What the exercise asks:
Could you copy the material below line for line, without changing anything, but leave out any pictures?

Exercise inputs:
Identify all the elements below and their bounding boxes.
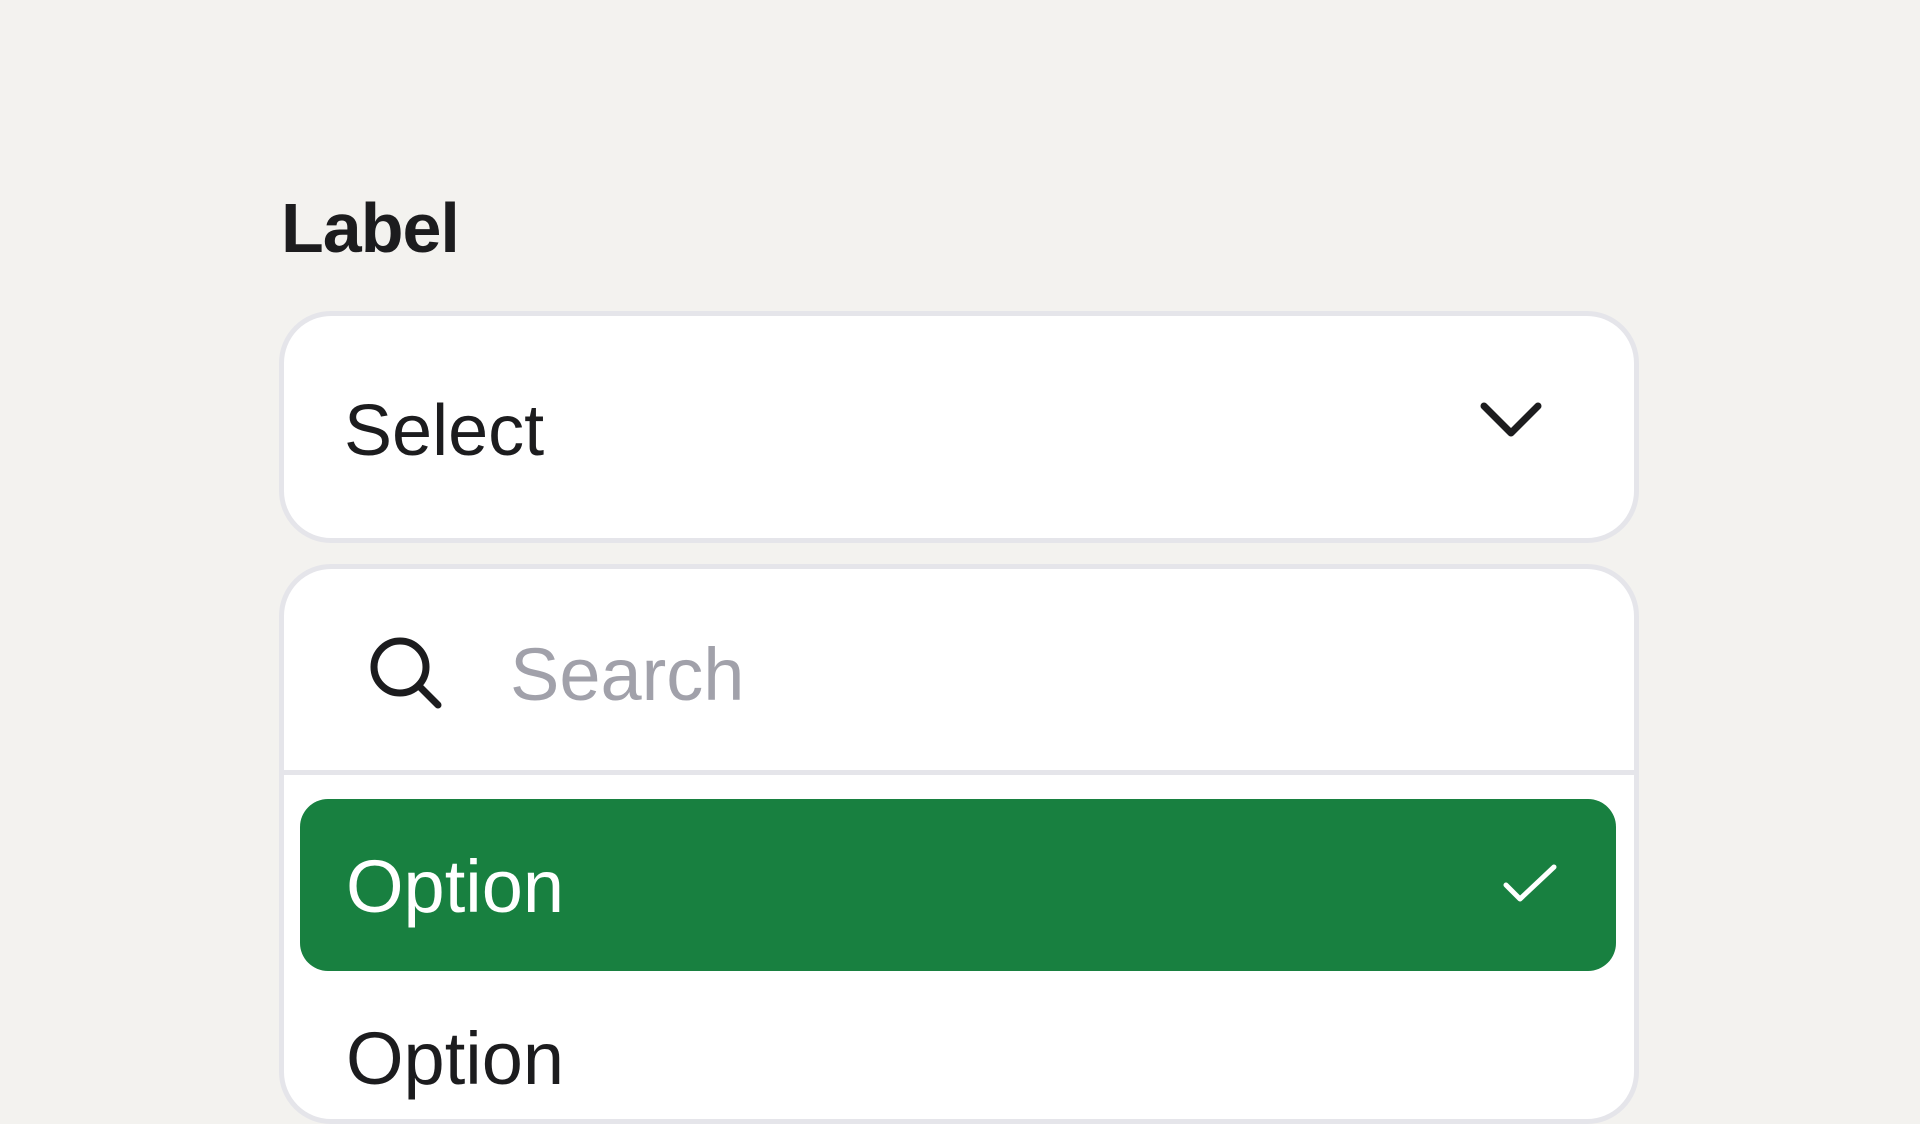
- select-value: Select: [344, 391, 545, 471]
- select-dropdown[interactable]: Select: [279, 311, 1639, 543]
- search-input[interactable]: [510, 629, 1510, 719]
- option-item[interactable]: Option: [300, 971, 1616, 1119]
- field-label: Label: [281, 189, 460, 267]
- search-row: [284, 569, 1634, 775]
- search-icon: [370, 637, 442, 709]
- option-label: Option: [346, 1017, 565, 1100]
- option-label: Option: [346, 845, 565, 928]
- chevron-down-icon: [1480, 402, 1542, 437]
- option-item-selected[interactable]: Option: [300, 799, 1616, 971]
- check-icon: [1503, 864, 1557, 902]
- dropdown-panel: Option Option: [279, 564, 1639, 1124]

Complete answer:
Identify all the elements below and their bounding boxes.
- select-value: Select: [344, 391, 545, 471]
- select-dropdown[interactable]: Select: [279, 311, 1639, 543]
- search-input[interactable]: [510, 629, 1510, 719]
- option-item[interactable]: Option: [300, 971, 1616, 1119]
- field-label: Label: [281, 189, 460, 267]
- search-row: [284, 569, 1634, 775]
- search-icon: [370, 637, 442, 709]
- option-label: Option: [346, 1017, 565, 1100]
- option-label: Option: [346, 845, 565, 928]
- chevron-down-icon: [1480, 402, 1542, 437]
- option-item-selected[interactable]: Option: [300, 799, 1616, 971]
- check-icon: [1503, 864, 1557, 902]
- dropdown-panel: Option Option: [279, 564, 1639, 1124]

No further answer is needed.